Records from a collection of figures
****************************************

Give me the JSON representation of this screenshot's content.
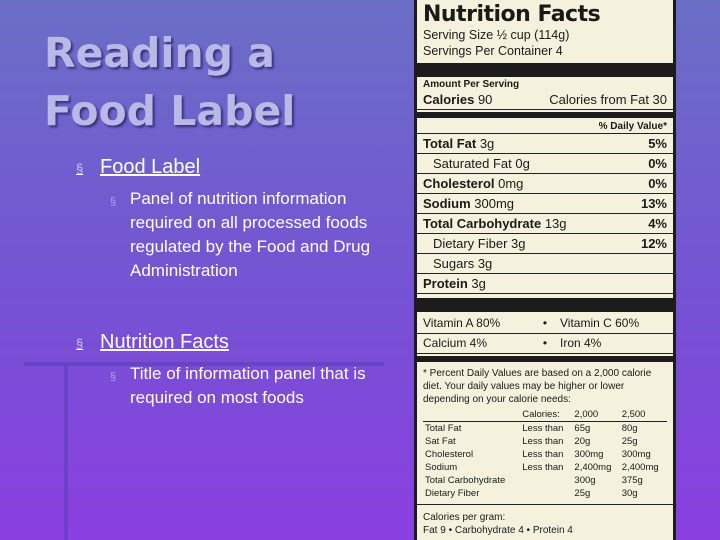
{
  "slide": {
    "title_line1": "Reading a",
    "title_line2": "Food Label",
    "bullets": [
      {
        "heading": "Food Label",
        "sub": "Panel of nutrition information required on all processed foods regulated by the Food and Drug Administration"
      },
      {
        "heading": "Nutrition Facts",
        "sub": "Title of information panel that is required on most foods"
      }
    ],
    "bullet_marker": "§"
  },
  "label": {
    "title": "Nutrition Facts",
    "serving_size": "Serving Size ½ cup (114g)",
    "servings_per_container": "Servings Per Container 4",
    "amount_per_serving": "Amount Per Serving",
    "calories_label": "Calories",
    "calories_value": "90",
    "calories_fat": "Calories from Fat 30",
    "dv_header": "% Daily Value*",
    "nutrients": [
      {
        "name": "Total Fat",
        "amount": "3g",
        "pct": "5%",
        "bold": true,
        "sub": false
      },
      {
        "name": "Saturated Fat",
        "amount": "0g",
        "pct": "0%",
        "bold": false,
        "sub": true
      },
      {
        "name": "Cholesterol",
        "amount": "0mg",
        "pct": "0%",
        "bold": true,
        "sub": false
      },
      {
        "name": "Sodium",
        "amount": "300mg",
        "pct": "13%",
        "bold": true,
        "sub": false
      },
      {
        "name": "Total Carbohydrate",
        "amount": "13g",
        "pct": "4%",
        "bold": true,
        "sub": false
      },
      {
        "name": "Dietary Fiber",
        "amount": "3g",
        "pct": "12%",
        "bold": false,
        "sub": true
      },
      {
        "name": "Sugars",
        "amount": "3g",
        "pct": "",
        "bold": false,
        "sub": true
      },
      {
        "name": "Protein",
        "amount": "3g",
        "pct": "",
        "bold": true,
        "sub": false
      }
    ],
    "vitamins": [
      {
        "left": "Vitamin A 80%",
        "right": "Vitamin C 60%"
      },
      {
        "left": "Calcium 4%",
        "right": "Iron 4%"
      }
    ],
    "vitamin_separator": "•",
    "footnote": "* Percent Daily Values are based on a 2,000 calorie diet. Your daily values may be higher or lower depending on your calorie needs:",
    "dv_table": {
      "header": [
        "",
        "Calories:",
        "2,000",
        "2,500"
      ],
      "rows": [
        [
          "Total Fat",
          "Less than",
          "65g",
          "80g"
        ],
        [
          "Sat Fat",
          "Less than",
          "20g",
          "25g"
        ],
        [
          "Cholesterol",
          "Less than",
          "300mg",
          "300mg"
        ],
        [
          "Sodium",
          "Less than",
          "2,400mg",
          "2,400mg"
        ],
        [
          "Total Carbohydrate",
          "",
          "300g",
          "375g"
        ],
        [
          "Dietary Fiber",
          "",
          "25g",
          "30g"
        ]
      ]
    },
    "calories_per_gram_label": "Calories per gram:",
    "calories_per_gram": "Fat 9 • Carbohydrate 4 • Protein 4"
  }
}
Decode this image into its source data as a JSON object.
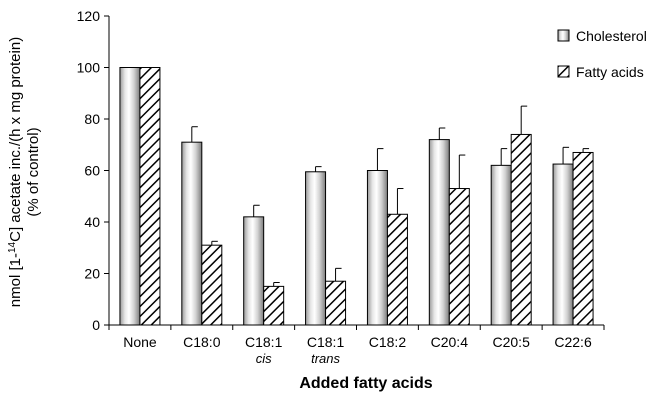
{
  "chart_data": {
    "type": "bar",
    "xlabel": "Added fatty acids",
    "ylabel_line1_pre": "nmol [1-",
    "ylabel_line1_sup": "14",
    "ylabel_line1_post": "C] acetate inc./(h x mg protein)",
    "ylabel_line2": "(% of control)",
    "ylim": [
      0,
      120
    ],
    "yticks": [
      "0",
      "20",
      "40",
      "60",
      "80",
      "100",
      "120"
    ],
    "categories": [
      {
        "label": "None",
        "sub": ""
      },
      {
        "label": "C18:0",
        "sub": ""
      },
      {
        "label": "C18:1",
        "sub": "cis"
      },
      {
        "label": "C18:1",
        "sub": "trans"
      },
      {
        "label": "C18:2",
        "sub": ""
      },
      {
        "label": "C20:4",
        "sub": ""
      },
      {
        "label": "C20:5",
        "sub": ""
      },
      {
        "label": "C22:6",
        "sub": ""
      }
    ],
    "series": [
      {
        "name": "Cholesterol",
        "fill": "gradient",
        "values": [
          100,
          71,
          42,
          59.5,
          60,
          72,
          62,
          62.5
        ],
        "errors": [
          0,
          6,
          4.5,
          2,
          8.5,
          4.5,
          6.5,
          6.5
        ]
      },
      {
        "name": "Fatty acids",
        "fill": "hatch",
        "values": [
          100,
          31,
          15,
          17,
          43,
          53,
          74,
          67
        ],
        "errors": [
          0,
          1.5,
          1.5,
          5,
          10,
          13,
          11,
          1.5
        ]
      }
    ],
    "legend_position": "top-right",
    "grid": false,
    "colors": {
      "bar_light": "#ffffff",
      "bar_dark": "#8a8a8a",
      "axis": "#000000"
    }
  }
}
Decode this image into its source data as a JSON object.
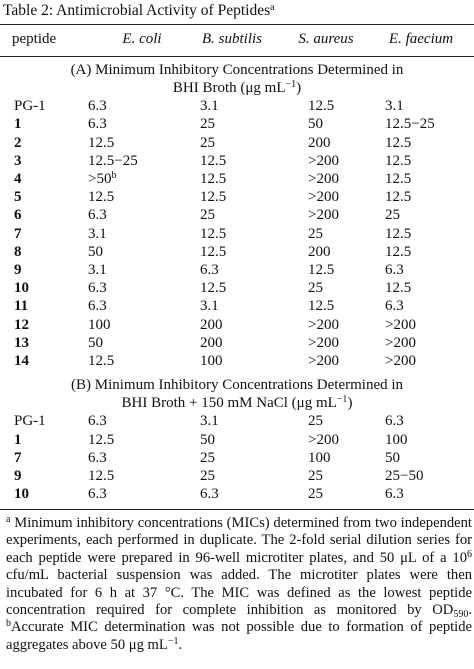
{
  "table": {
    "title": "Table 2:  Antimicrobial Activity of Peptides",
    "title_mark": "a",
    "headers": [
      "peptide",
      "E. coli",
      "B. subtilis",
      "S. aureus",
      "E. faecium"
    ],
    "sections": [
      {
        "heading": [
          "(A) Minimum Inhibitory Concentrations Determined in",
          "BHI Broth (μg mL",
          "−1",
          ")"
        ],
        "rows": [
          [
            "PG-1",
            "6.3",
            "3.1",
            "12.5",
            "3.1"
          ],
          [
            "1",
            "6.3",
            "25",
            "50",
            "12.5−25"
          ],
          [
            "2",
            "12.5",
            "25",
            "200",
            "12.5"
          ],
          [
            "3",
            "12.5−25",
            "12.5",
            ">200",
            "12.5"
          ],
          [
            "4",
            [
              ">50",
              "b"
            ],
            "12.5",
            ">200",
            "12.5"
          ],
          [
            "5",
            "12.5",
            "12.5",
            ">200",
            "12.5"
          ],
          [
            "6",
            "6.3",
            "25",
            ">200",
            "25"
          ],
          [
            "7",
            "3.1",
            "12.5",
            "25",
            "12.5"
          ],
          [
            "8",
            "50",
            "12.5",
            "200",
            "12.5"
          ],
          [
            "9",
            "3.1",
            "6.3",
            "12.5",
            "6.3"
          ],
          [
            "10",
            "6.3",
            "12.5",
            "25",
            "12.5"
          ],
          [
            "11",
            "6.3",
            "3.1",
            "12.5",
            "6.3"
          ],
          [
            "12",
            "100",
            "200",
            ">200",
            ">200"
          ],
          [
            "13",
            "50",
            "200",
            ">200",
            ">200"
          ],
          [
            "14",
            "12.5",
            "100",
            ">200",
            ">200"
          ]
        ]
      },
      {
        "heading": [
          "(B) Minimum Inhibitory Concentrations Determined in",
          "BHI Broth + 150 mM NaCl (μg mL",
          "−1",
          ")"
        ],
        "rows": [
          [
            "PG-1",
            "6.3",
            "3.1",
            "25",
            "6.3"
          ],
          [
            "1",
            "12.5",
            "50",
            ">200",
            "100"
          ],
          [
            "7",
            "6.3",
            "25",
            "100",
            "50"
          ],
          [
            "9",
            "12.5",
            "25",
            "25",
            "25−50"
          ],
          [
            "10",
            "6.3",
            "6.3",
            "25",
            "6.3"
          ]
        ]
      }
    ],
    "footnote": [
      "a",
      " Minimum inhibitory concentrations (MICs) determined from two independent experiments, each performed in duplicate. The 2-fold serial dilution series for each peptide were prepared in 96-well microtiter plates, and 50 μL of a 10",
      "6",
      " cfu/mL bacterial suspension was added. The microtiter plates were then incubated for 6 h at 37 °C. The MIC was defined as the lowest peptide concentration required for complete inhibition as monitored by OD",
      "590",
      ". ",
      "b",
      "Accurate MIC determination was not possible due to formation of peptide aggregates above 50 μg mL",
      "−1",
      "."
    ]
  }
}
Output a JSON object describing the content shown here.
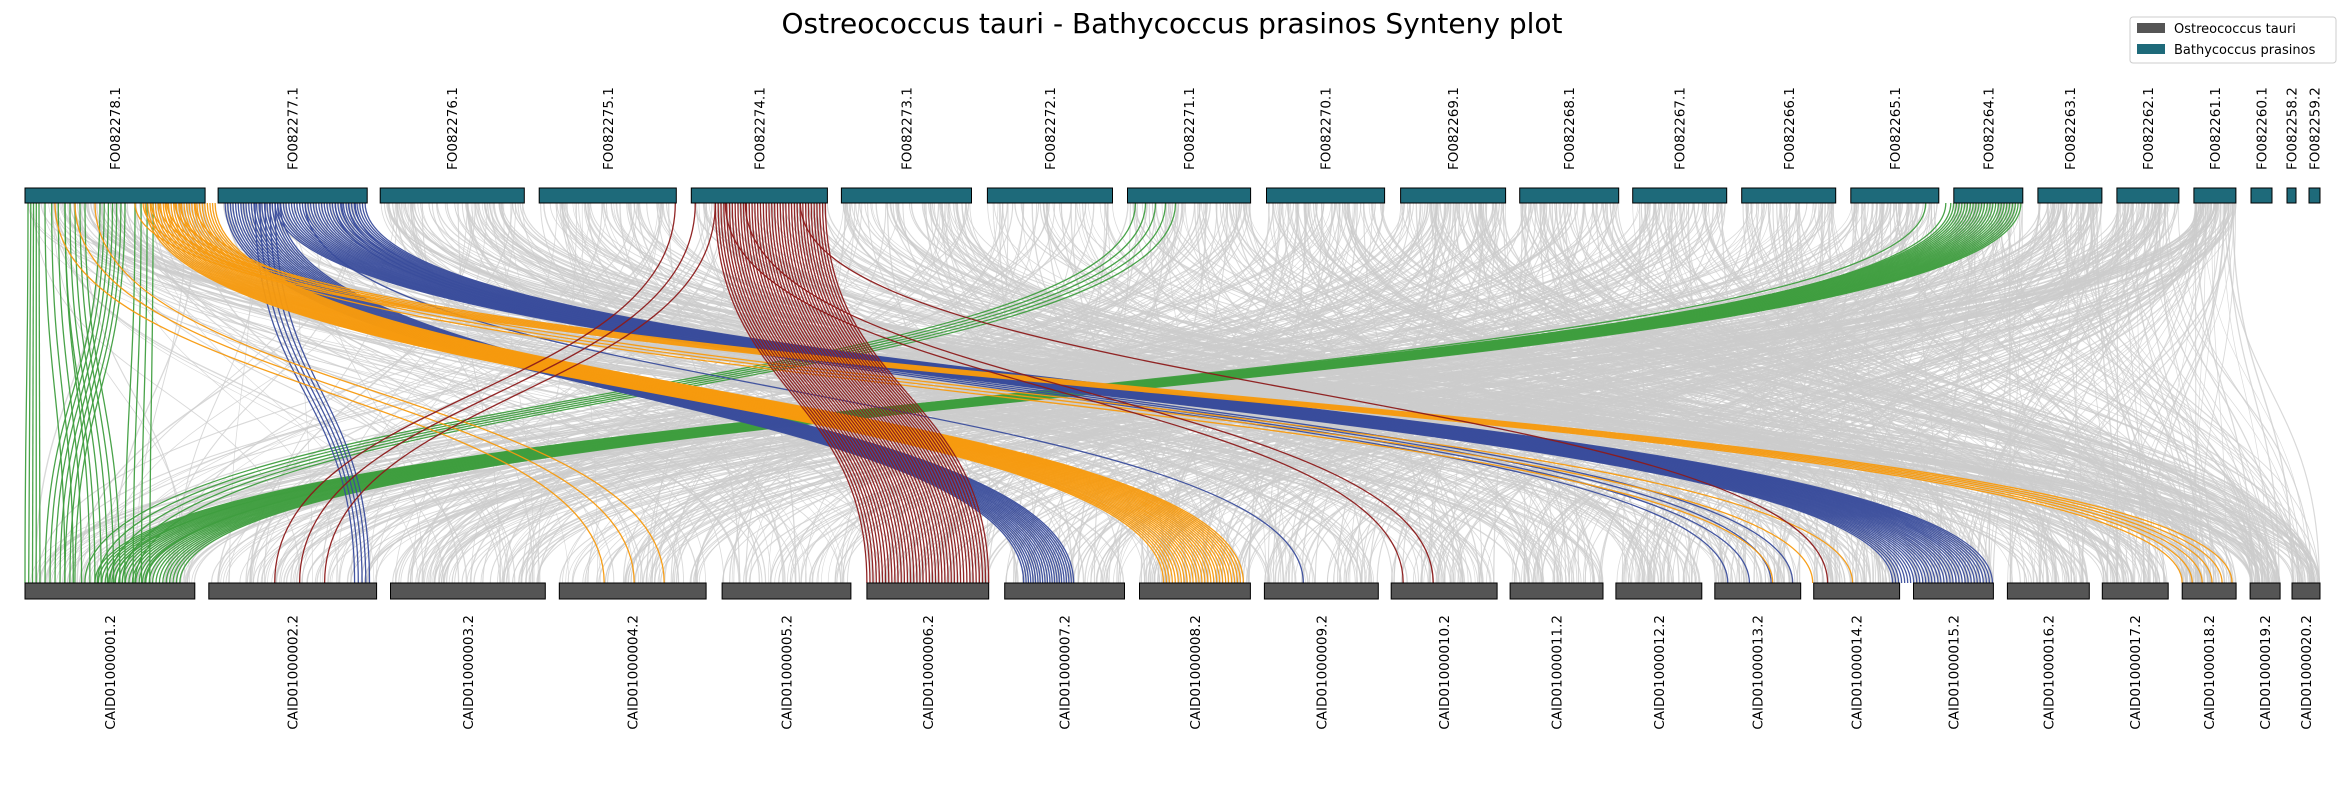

****************************************

- Problem to solve -
When a line in the data contains "content", return it as written.

- Exercise result -
Give me the JSON representation of this screenshot's content.
Output a JSON object describing the content shown here.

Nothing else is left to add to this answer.